What this task involves:
Extract the records below word for word and ignore the images.

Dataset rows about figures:

== == ==

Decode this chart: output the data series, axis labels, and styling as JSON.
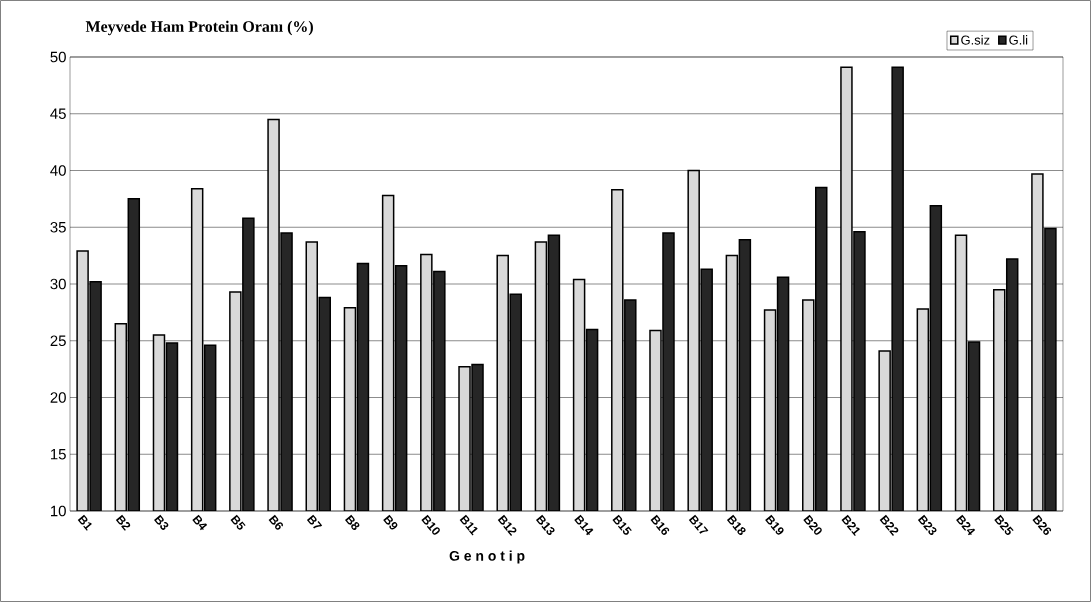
{
  "chart_data": {
    "type": "bar",
    "title": "Meyvede Ham Protein  Oranı (%)",
    "xlabel": "G e n o t i p",
    "categories": [
      "B1",
      "B2",
      "B3",
      "B4",
      "B5",
      "B6",
      "B7",
      "B8",
      "B9",
      "B10",
      "B11",
      "B12",
      "B13",
      "B14",
      "B15",
      "B16",
      "B17",
      "B18",
      "B19",
      "B20",
      "B21",
      "B22",
      "B23",
      "B24",
      "B25",
      "B26"
    ],
    "series": [
      {
        "name": "G.siz",
        "color": "#d9d9d9",
        "values": [
          32.9,
          26.5,
          25.5,
          38.4,
          29.3,
          44.5,
          33.7,
          27.9,
          37.8,
          32.6,
          22.7,
          32.5,
          33.7,
          30.4,
          38.3,
          25.9,
          40.0,
          32.5,
          27.7,
          28.6,
          49.1,
          24.1,
          27.8,
          34.3,
          29.5,
          39.7
        ]
      },
      {
        "name": "G.li",
        "color": "#262626",
        "values": [
          30.2,
          37.5,
          24.8,
          24.6,
          35.8,
          34.5,
          28.8,
          31.8,
          31.6,
          31.1,
          22.9,
          29.1,
          34.3,
          26.0,
          28.6,
          34.5,
          31.3,
          33.9,
          30.6,
          38.5,
          34.6,
          49.1,
          36.9,
          24.9,
          32.2,
          34.9
        ]
      }
    ],
    "ylim": [
      10,
      50
    ],
    "yticks": [
      10,
      15,
      20,
      25,
      30,
      35,
      40,
      45,
      50
    ],
    "grid": "y",
    "legend": "top right"
  }
}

== == ==

Output for this exercise:
Decode this chart: output the data series, axis labels, and styling as JSON.
{
  "chart_data": {
    "type": "bar",
    "title": "Meyvede Ham Protein  Oranı (%)",
    "xlabel": "G e n o t i p",
    "categories": [
      "B1",
      "B2",
      "B3",
      "B4",
      "B5",
      "B6",
      "B7",
      "B8",
      "B9",
      "B10",
      "B11",
      "B12",
      "B13",
      "B14",
      "B15",
      "B16",
      "B17",
      "B18",
      "B19",
      "B20",
      "B21",
      "B22",
      "B23",
      "B24",
      "B25",
      "B26"
    ],
    "series": [
      {
        "name": "G.siz",
        "color": "#d9d9d9",
        "values": [
          32.9,
          26.5,
          25.5,
          38.4,
          29.3,
          44.5,
          33.7,
          27.9,
          37.8,
          32.6,
          22.7,
          32.5,
          33.7,
          30.4,
          38.3,
          25.9,
          40.0,
          32.5,
          27.7,
          28.6,
          49.1,
          24.1,
          27.8,
          34.3,
          29.5,
          39.7
        ]
      },
      {
        "name": "G.li",
        "color": "#262626",
        "values": [
          30.2,
          37.5,
          24.8,
          24.6,
          35.8,
          34.5,
          28.8,
          31.8,
          31.6,
          31.1,
          22.9,
          29.1,
          34.3,
          26.0,
          28.6,
          34.5,
          31.3,
          33.9,
          30.6,
          38.5,
          34.6,
          49.1,
          36.9,
          24.9,
          32.2,
          34.9
        ]
      }
    ],
    "ylim": [
      10,
      50
    ],
    "yticks": [
      10,
      15,
      20,
      25,
      30,
      35,
      40,
      45,
      50
    ],
    "grid": "y",
    "legend": "top right"
  }
}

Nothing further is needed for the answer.